_Your task_: Reproduce every line below word for word, but leave out the pictures.

-- Input rows start --

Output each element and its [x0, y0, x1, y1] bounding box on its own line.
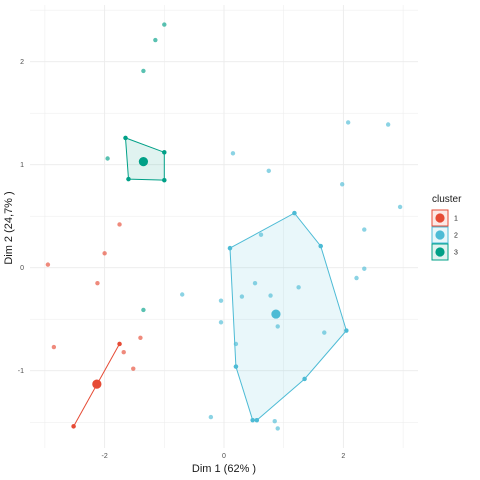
- legend-marker-1: [435, 213, 445, 223]
- cluster-1-point: [121, 349, 126, 355]
- cluster-2-point: [180, 292, 185, 297]
- cluster-2-point: [344, 328, 349, 333]
- cluster-3-point: [153, 37, 158, 43]
- cluster-2-point: [218, 320, 224, 325]
- cluster-2-point: [385, 122, 391, 127]
- cluster-1-point: [45, 262, 51, 267]
- cluster-1-point: [138, 335, 143, 340]
- cluster-2-point: [250, 417, 255, 423]
- cluster-2-point: [272, 419, 277, 424]
- cluster-3-point: [126, 176, 131, 182]
- tick-label-layer: -2 0 2 -1 0 1 2: [18, 59, 346, 460]
- point-layer: [45, 22, 403, 431]
- legend-label-1: 1: [454, 216, 458, 223]
- cluster-2-point: [258, 232, 264, 237]
- cluster-2-point: [233, 364, 239, 369]
- cluster-2-point: [318, 243, 323, 249]
- cluster-2-point: [208, 414, 214, 420]
- cluster-1-point: [51, 344, 57, 350]
- cluster-2-hull: [229, 212, 347, 421]
- cluster-1-point: [71, 424, 76, 429]
- centroid-layer: [92, 156, 281, 389]
- legend: cluster 1 2 3: [431, 194, 462, 261]
- cluster-2-point: [252, 280, 258, 286]
- cluster-3-point: [162, 150, 167, 155]
- legend-marker-2: [435, 230, 445, 240]
- cluster-2-point: [266, 168, 271, 174]
- cluster-2-point: [254, 417, 260, 423]
- cluster-2-point: [275, 324, 280, 329]
- legend-title: cluster: [432, 194, 462, 205]
- cluster-2-point: [339, 182, 345, 187]
- cluster-1-centroid: [92, 379, 102, 389]
- legend-marker-3: [435, 247, 445, 257]
- y-tick-label: 1: [20, 162, 24, 169]
- cluster-1-point: [131, 366, 136, 371]
- cluster-2-point: [354, 275, 359, 281]
- cluster-1-point: [95, 280, 100, 286]
- cluster-2-point: [362, 227, 367, 232]
- cluster-2-point: [292, 210, 297, 216]
- cluster-2-point: [227, 245, 233, 251]
- cluster-2-point: [296, 285, 301, 290]
- cluster-2-point: [218, 298, 224, 303]
- cluster-2-point: [230, 151, 236, 156]
- cluster-2-point: [239, 294, 245, 299]
- cluster-3-centroid: [138, 156, 149, 167]
- cluster-2-centroid: [271, 309, 281, 319]
- hull-layer: [71, 135, 349, 429]
- cluster-3-point: [162, 22, 167, 27]
- y-axis-title: Dim 2 (24,7% ): [3, 191, 15, 264]
- legend-label-2: 2: [454, 233, 458, 240]
- cluster-2-point: [233, 341, 239, 347]
- x-tick-label: 0: [222, 453, 226, 460]
- cluster-2-point: [322, 330, 327, 335]
- legend-label-3: 3: [454, 250, 458, 257]
- x-axis-title: Dim 1 (62% ): [192, 463, 256, 475]
- cluster-3-point: [105, 156, 110, 161]
- cluster-3-point: [162, 177, 167, 183]
- grid-layer: [30, 5, 418, 448]
- cluster-2-point: [362, 266, 367, 271]
- cluster-2-point: [268, 293, 273, 298]
- cluster-3-point: [141, 68, 146, 74]
- cluster-1-point: [117, 222, 122, 227]
- cluster-2-point: [397, 204, 403, 210]
- x-tick-label: -2: [101, 453, 107, 460]
- x-tick-label: 2: [341, 453, 345, 460]
- cluster-3-point: [123, 135, 128, 141]
- y-tick-label: 0: [20, 265, 24, 272]
- cluster-1-point: [102, 251, 107, 256]
- cluster-2-point: [302, 376, 307, 382]
- cluster-1-point: [117, 341, 122, 347]
- cluster-2-point: [345, 120, 351, 125]
- y-tick-label: 2: [20, 59, 24, 66]
- cluster-2-point: [275, 426, 280, 431]
- cluster-3-point: [141, 307, 146, 313]
- y-tick-label: -1: [18, 368, 24, 375]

-- Input rows end --

_Final result_:
Output each element and its [x0, y0, x1, y1] bounding box on its own line.
- legend-marker-1: [435, 213, 445, 223]
- cluster-1-point: [121, 349, 126, 355]
- cluster-2-point: [180, 292, 185, 297]
- cluster-2-point: [344, 328, 349, 333]
- cluster-3-point: [153, 37, 158, 43]
- cluster-2-point: [218, 320, 224, 325]
- cluster-2-point: [385, 122, 391, 127]
- cluster-1-point: [45, 262, 51, 267]
- cluster-1-point: [138, 335, 143, 340]
- cluster-2-point: [250, 417, 255, 423]
- cluster-2-point: [272, 419, 277, 424]
- cluster-3-point: [126, 176, 131, 182]
- tick-label-layer: -2 0 2 -1 0 1 2: [18, 59, 346, 460]
- point-layer: [45, 22, 403, 431]
- legend-label-1: 1: [454, 216, 458, 223]
- cluster-2-point: [258, 232, 264, 237]
- cluster-2-point: [233, 364, 239, 369]
- cluster-2-point: [318, 243, 323, 249]
- cluster-2-point: [208, 414, 214, 420]
- cluster-1-point: [51, 344, 57, 350]
- cluster-2-hull: [229, 212, 347, 421]
- cluster-1-point: [71, 424, 76, 429]
- centroid-layer: [92, 156, 281, 389]
- legend: cluster 1 2 3: [431, 194, 462, 261]
- cluster-2-point: [252, 280, 258, 286]
- cluster-3-point: [162, 150, 167, 155]
- legend-marker-2: [435, 230, 445, 240]
- cluster-2-point: [266, 168, 271, 174]
- cluster-2-point: [254, 417, 260, 423]
- cluster-2-point: [275, 324, 280, 329]
- legend-title: cluster: [432, 194, 462, 205]
- cluster-2-point: [339, 182, 345, 187]
- cluster-1-centroid: [92, 379, 102, 389]
- legend-marker-3: [435, 247, 445, 257]
- y-tick-label: 1: [20, 162, 24, 169]
- cluster-1-point: [131, 366, 136, 371]
- cluster-2-point: [354, 275, 359, 281]
- cluster-1-point: [95, 280, 100, 286]
- cluster-2-point: [362, 227, 367, 232]
- cluster-2-point: [292, 210, 297, 216]
- cluster-2-point: [227, 245, 233, 251]
- cluster-2-point: [296, 285, 301, 290]
- cluster-2-point: [218, 298, 224, 303]
- cluster-2-point: [230, 151, 236, 156]
- cluster-2-point: [239, 294, 245, 299]
- cluster-3-centroid: [138, 156, 149, 167]
- cluster-2-centroid: [271, 309, 281, 319]
- hull-layer: [71, 135, 349, 429]
- cluster-3-point: [162, 22, 167, 27]
- y-axis-title: Dim 2 (24,7% ): [3, 191, 15, 264]
- legend-label-2: 2: [454, 233, 458, 240]
- cluster-2-point: [233, 341, 239, 347]
- x-tick-label: 0: [222, 453, 226, 460]
- cluster-2-point: [322, 330, 327, 335]
- legend-label-3: 3: [454, 250, 458, 257]
- x-axis-title: Dim 1 (62% ): [192, 463, 256, 475]
- cluster-3-point: [105, 156, 110, 161]
- cluster-3-point: [162, 177, 167, 183]
- grid-layer: [30, 5, 418, 448]
- cluster-2-point: [362, 266, 367, 271]
- cluster-2-point: [268, 293, 273, 298]
- cluster-3-point: [141, 68, 146, 74]
- cluster-1-point: [117, 222, 122, 227]
- cluster-2-point: [397, 204, 403, 210]
- x-tick-label: -2: [101, 453, 107, 460]
- x-tick-label: 2: [341, 453, 345, 460]
- cluster-3-point: [123, 135, 128, 141]
- y-tick-label: 0: [20, 265, 24, 272]
- cluster-1-point: [102, 251, 107, 256]
- cluster-2-point: [302, 376, 307, 382]
- cluster-1-point: [117, 341, 122, 347]
- cluster-2-point: [345, 120, 351, 125]
- y-tick-label: 2: [20, 59, 24, 66]
- cluster-2-point: [275, 426, 280, 431]
- cluster-3-point: [141, 307, 146, 313]
- y-tick-label: -1: [18, 368, 24, 375]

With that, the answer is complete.